What is asked:
Render each line of the listing below as a Markdown table with the columns "Row" and "Line," numbering the rows in order and omitting blank lines. Leave the pictures out of the table.

Extracted material:
----

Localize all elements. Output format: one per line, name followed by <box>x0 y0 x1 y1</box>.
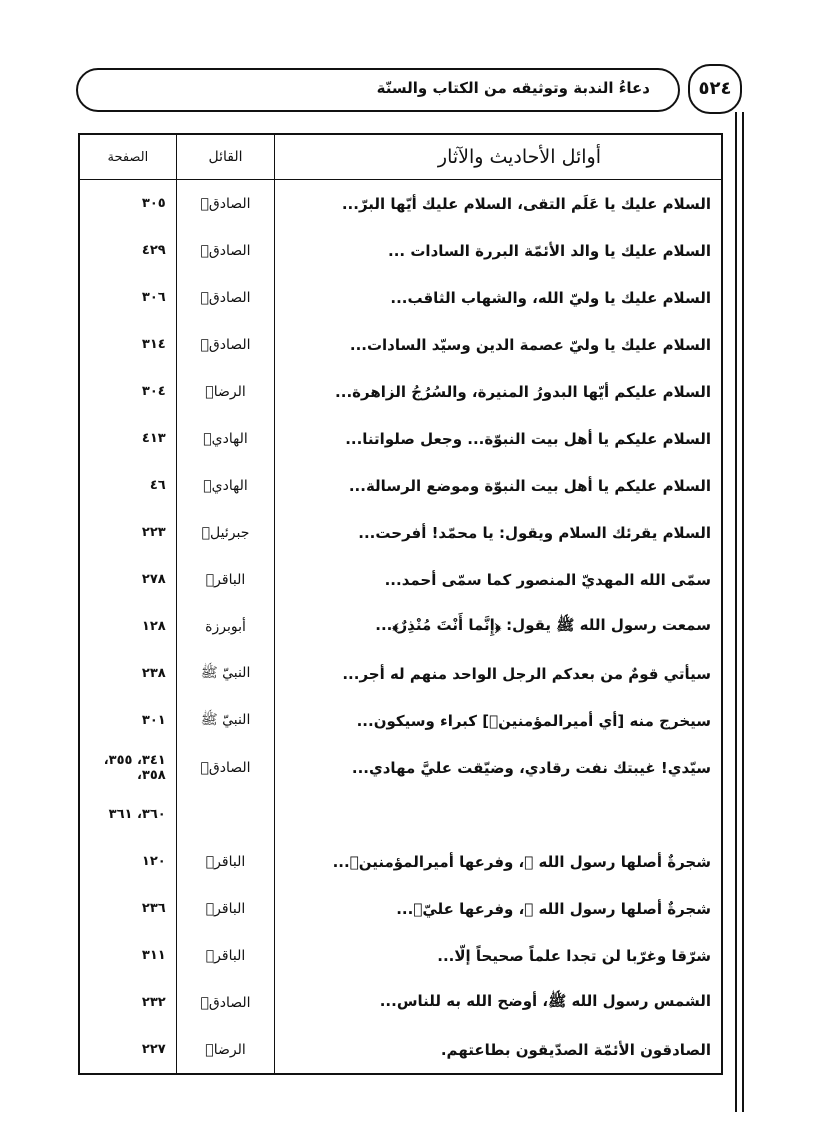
hadith-opening: شرّقا وغرّبا لن تجدا علماً صحيحاً إلّا... <box>275 932 722 979</box>
sayer: الباقرؑ <box>176 556 275 603</box>
hadith-opening: سيخرج منه [أي أميرالمؤمنينؑ] كبراء وسيكون... <box>275 697 722 744</box>
sayer: أبوبرزة <box>176 603 275 650</box>
page-reference: ٣٠١ <box>79 697 176 744</box>
hadith-opening: الشمس رسول الله ﷺ، أوضح الله به للناس... <box>275 979 722 1026</box>
hadith-opening: السلام عليكم يا أهل بيت النبوّة... وجعل صلواتنا... <box>275 415 722 462</box>
page-number: ٥٢٤ <box>688 64 742 114</box>
table-header-row <box>79 134 722 180</box>
sayer: النبيّ ﷺ <box>176 650 275 697</box>
page-reference: ٣٦٠، ٣٦١ <box>79 791 176 838</box>
hadith-opening: السلام عليك يا وليّ عصمة الدين وسيّد السادات... <box>275 321 722 368</box>
sayer: الصادقؑ <box>176 180 275 228</box>
hadith-opening: سيأتي قومٌ من بعدكم الرجل الواحد منهم له أجر... <box>275 650 722 697</box>
sayer: الصادقؑ <box>176 321 275 368</box>
margin-rule <box>742 112 744 1112</box>
sayer: الصادقؑ <box>176 227 275 274</box>
hadith-opening: شجرةٌ أصلها رسول الله ﷺ، وفرعها أميرالمؤمنينؑ... <box>275 838 722 885</box>
table-row <box>79 509 722 556</box>
table-row <box>79 321 722 368</box>
sayer: النبيّ ﷺ <box>176 697 275 744</box>
sayer <box>176 791 275 838</box>
hadith-opening: سيّدي! غيبتك نفت رقادي، وضيّقت عليَّ مهادي... <box>275 744 722 791</box>
page-reference: ١٢٨ <box>79 603 176 650</box>
page-reference: ٢٣٢ <box>79 979 176 1026</box>
page-reference: ٢٣٦ <box>79 885 176 932</box>
table-row <box>79 979 722 1026</box>
sayer: الباقرؑ <box>176 885 275 932</box>
table-row <box>79 838 722 885</box>
hadith-opening: سمّى الله المهديّ المنصور كما سمّى أحمد... <box>275 556 722 603</box>
sayer: الباقرؑ <box>176 838 275 885</box>
sayer: جبرئيلؑ <box>176 509 275 556</box>
hadith-opening: سمعت رسول الله ﷺ يقول: ﴿إِنَّما أَنْتَ مُنْذِرٌ﴾... <box>275 603 722 650</box>
hadith-opening: السلام عليكم أيّها البدورُ المنيرة، والسُرُجُ الزاهرة... <box>275 368 722 415</box>
running-title: دعاءُ الندبة وتوثيقه من الكتاب والسنّة <box>376 79 650 97</box>
page-reference: ٤١٣ <box>79 415 176 462</box>
running-header <box>76 68 680 112</box>
table-row <box>79 368 722 415</box>
sayer: الرضاؑ <box>176 1026 275 1074</box>
table-row <box>79 415 722 462</box>
margin-rule <box>735 112 737 1112</box>
hadith-opening: السلام عليكم يا أهل بيت النبوّة وموضع الرسالة... <box>275 462 722 509</box>
table-row <box>79 697 722 744</box>
hadith-opening: السلام عليك يا وليّ الله، والشهاب الثاقب... <box>275 274 722 321</box>
page-reference: ٢٧٨ <box>79 556 176 603</box>
sayer: الصادقؑ <box>176 979 275 1026</box>
table-row <box>79 274 722 321</box>
page-reference: ٤٦ <box>79 462 176 509</box>
table-row <box>79 744 722 791</box>
table-row <box>79 603 722 650</box>
page-reference: ١٢٠ <box>79 838 176 885</box>
hadith-index-table <box>78 133 723 1075</box>
page-reference: ٣٠٤ <box>79 368 176 415</box>
table-row <box>79 650 722 697</box>
table-row <box>79 462 722 509</box>
hadith-opening: الصادقون الأئمّة الصدّيقون بطاعتهم. <box>275 1026 722 1074</box>
hadith-opening: السلام عليك يا عَلَم التقى، السلام عليك أيّها البرّ... <box>275 180 722 228</box>
table-row <box>79 556 722 603</box>
page-reference: ٢٣٨ <box>79 650 176 697</box>
table-row <box>79 885 722 932</box>
table-row <box>79 227 722 274</box>
hadith-opening: السلام عليك يا والد الأئمّة البررة السادات ... <box>275 227 722 274</box>
column-header-page: الصفحة <box>79 134 176 180</box>
table-row <box>79 791 722 838</box>
hadith-opening <box>275 791 722 838</box>
page-reference: ٣١١ <box>79 932 176 979</box>
page-reference: ٣٠٥ <box>79 180 176 228</box>
column-header-text: أوائل الأحاديث والآثار <box>275 134 722 180</box>
sayer: الهاديؑ <box>176 415 275 462</box>
page-reference: ٣١٤ <box>79 321 176 368</box>
page-reference: ٤٢٩ <box>79 227 176 274</box>
page-reference: ٢٢٣ <box>79 509 176 556</box>
table-row <box>79 932 722 979</box>
sayer: الصادقؑ <box>176 274 275 321</box>
sayer: الصادقؑ <box>176 744 275 791</box>
sayer: الرضاؑ <box>176 368 275 415</box>
table-row <box>79 1026 722 1074</box>
page-reference: ٣٤١، ٣٥٥، ٣٥٨، <box>79 744 176 791</box>
hadith-opening: السلام يقرئك السلام ويقول: يا محمّد! أفرحت... <box>275 509 722 556</box>
page-reference: ٢٢٧ <box>79 1026 176 1074</box>
page-reference: ٣٠٦ <box>79 274 176 321</box>
hadith-opening: شجرةٌ أصلها رسول الله ﷺ، وفرعها عليّؑ... <box>275 885 722 932</box>
sayer: الهاديؑ <box>176 462 275 509</box>
sayer: الباقرؑ <box>176 932 275 979</box>
column-header-sayer: القائل <box>176 134 275 180</box>
table-row <box>79 180 722 228</box>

----

Result of the exercise:
| Row | Line |
|---|---|
| 1 | Localize all elements. Output format: one per line, name followed by <box>x0 y0 x1 y1</box>. |
| 2 | hadith-opening: شرّقا وغرّبا لن تجدا علماً صحيحاً إلّا... <box>275 932 722 979</box> |
| 3 | sayer: الباقرؑ <box>176 556 275 603</box> |
| 4 | hadith-opening: سيخرج منه [أي أميرالمؤمنينؑ] كبراء وسيكون... <box>275 697 722 744</box> |
| 5 | sayer: أبوبرزة <box>176 603 275 650</box> |
| 6 | page-reference: ٣٠١ <box>79 697 176 744</box> |
| 7 | hadith-opening: الشمس رسول الله ﷺ، أوضح الله به للناس... <box>275 979 722 1026</box> |
| 8 | hadith-opening: السلام عليكم يا أهل بيت النبوّة... وجعل صلواتنا... <box>275 415 722 462</box> |
| 9 | page-number: ٥٢٤ <box>688 64 742 114</box> |
| 10 | table-header-row <box>79 134 722 180</box> |
| 11 | sayer: النبيّ ﷺ <box>176 650 275 697</box> |
| 12 | page-reference: ٣٦٠، ٣٦١ <box>79 791 176 838</box> |
| 13 | hadith-opening: السلام عليك يا وليّ عصمة الدين وسيّد السادات... <box>275 321 722 368</box> |
| 14 | sayer: الصادقؑ <box>176 180 275 228</box> |
| 15 | hadith-opening: سيأتي قومٌ من بعدكم الرجل الواحد منهم له أجر... <box>275 650 722 697</box> |
| 16 | sayer: الصادقؑ <box>176 321 275 368</box> |
| 17 | margin-rule <box>742 112 744 1112</box> |
| 18 | sayer: الصادقؑ <box>176 227 275 274</box> |
| 19 | hadith-opening: شجرةٌ أصلها رسول الله ﷺ، وفرعها أميرالمؤمنينؑ... <box>275 838 722 885</box> |
| 20 | table-row <box>79 509 722 556</box> |
| 21 | table-row <box>79 321 722 368</box> |
| 22 | sayer: النبيّ ﷺ <box>176 697 275 744</box> |
| 23 | sayer <box>176 791 275 838</box> |
| 24 | hadith-opening: سيّدي! غيبتك نفت رقادي، وضيّقت عليَّ مهادي... <box>275 744 722 791</box> |
| 25 | page-reference: ١٢٨ <box>79 603 176 650</box> |
| 26 | page-reference: ٢٣٢ <box>79 979 176 1026</box> |
| 27 | page-reference: ٢٣٦ <box>79 885 176 932</box> |
| 28 | table-row <box>79 979 722 1026</box> |
| 29 | sayer: الباقرؑ <box>176 885 275 932</box> |
| 30 | table-row <box>79 838 722 885</box> |
| 31 | hadith-opening: سمّى الله المهديّ المنصور كما سمّى أحمد... <box>275 556 722 603</box> |
| 32 | sayer: الباقرؑ <box>176 838 275 885</box> |
| 33 | sayer: جبرئيلؑ <box>176 509 275 556</box> |
| 34 | hadith-opening: سمعت رسول الله ﷺ يقول: ﴿إِنَّما أَنْتَ مُنْذِرٌ﴾... <box>275 603 722 650</box> |
| 35 | hadith-opening: السلام عليكم أيّها البدورُ المنيرة، والسُرُجُ الزاهرة... <box>275 368 722 415</box> |
| 36 | running-title: دعاءُ الندبة وتوثيقه من الكتاب والسنّة <box>376 79 650 97</box> |
| 37 | page-reference: ٤١٣ <box>79 415 176 462</box> |
| 38 | running-header <box>76 68 680 112</box> |
| 39 | table-row <box>79 368 722 415</box> |
| 40 | sayer: الرضاؑ <box>176 1026 275 1074</box> |
| 41 | table-row <box>79 415 722 462</box> |
| 42 | margin-rule <box>735 112 737 1112</box> |
| 43 | hadith-opening: السلام عليكم يا أهل بيت النبوّة وموضع الرسالة... <box>275 462 722 509</box> |
| 44 | table-row <box>79 697 722 744</box> |
| 45 | hadith-opening: السلام عليك يا وليّ الله، والشهاب الثاقب... <box>275 274 722 321</box> |
| 46 | page-reference: ٢٧٨ <box>79 556 176 603</box> |
| 47 | sayer: الصادقؑ <box>176 979 275 1026</box> |
| 48 | table-row <box>79 274 722 321</box> |
| 49 | page-reference: ٤٦ <box>79 462 176 509</box> |
| 50 | table-row <box>79 744 722 791</box> |
| 51 | table-row <box>79 603 722 650</box> |
| 52 | page-reference: ١٢٠ <box>79 838 176 885</box> |
| 53 | hadith-index-table <box>78 133 723 1075</box> |
| 54 | page-reference: ٣٠٤ <box>79 368 176 415</box> |
| 55 | table-row <box>79 650 722 697</box> |
| 56 | table-row <box>79 462 722 509</box> |
| 57 | hadith-opening: الصادقون الأئمّة الصدّيقون بطاعتهم. <box>275 1026 722 1074</box> |
| 58 | hadith-opening: السلام عليك يا عَلَم التقى، السلام عليك أيّها البرّ... <box>275 180 722 228</box> |
| 59 | table-row <box>79 556 722 603</box> |
| 60 | page-reference: ٢٣٨ <box>79 650 176 697</box> |
| 61 | table-row <box>79 885 722 932</box> |
| 62 | table-row <box>79 227 722 274</box> |
| 63 | hadith-opening: السلام عليك يا والد الأئمّة البررة السادات ... <box>275 227 722 274</box> |
| 64 | column-header-page: الصفحة <box>79 134 176 180</box> |
| 65 | table-row <box>79 791 722 838</box> |
| 66 | hadith-opening <box>275 791 722 838</box> |
| 67 | page-reference: ٣١١ <box>79 932 176 979</box> |
| 68 | page-reference: ٣٠٥ <box>79 180 176 228</box> |
| 69 | column-header-text: أوائل الأحاديث والآثار <box>275 134 722 180</box> |
| 70 | sayer: الهاديؑ <box>176 415 275 462</box> |
| 71 | page-reference: ٣١٤ <box>79 321 176 368</box> |
| 72 | page-reference: ٤٢٩ <box>79 227 176 274</box> |
| 73 | page-reference: ٢٢٣ <box>79 509 176 556</box> |
| 74 | table-row <box>79 932 722 979</box> |
| 75 | sayer: الصادقؑ <box>176 274 275 321</box> |
| 76 | sayer: الصادقؑ <box>176 744 275 791</box> |
| 77 | sayer: الرضاؑ <box>176 368 275 415</box> |
| 78 | table-row <box>79 1026 722 1074</box> |
| 79 | page-reference: ٣٤١، ٣٥٥، ٣٥٨، <box>79 744 176 791</box> |
| 80 | hadith-opening: السلام يقرئك السلام ويقول: يا محمّد! أفرحت... <box>275 509 722 556</box> |
| 81 | page-reference: ٢٢٧ <box>79 1026 176 1074</box> |
| 82 | page-reference: ٣٠٦ <box>79 274 176 321</box> |
| 83 | hadith-opening: شجرةٌ أصلها رسول الله ﷺ، وفرعها عليّؑ... <box>275 885 722 932</box> |
| 84 | sayer: الهاديؑ <box>176 462 275 509</box> |
| 85 | sayer: الباقرؑ <box>176 932 275 979</box> |
| 86 | column-header-sayer: القائل <box>176 134 275 180</box> |
| 87 | table-row <box>79 180 722 228</box> |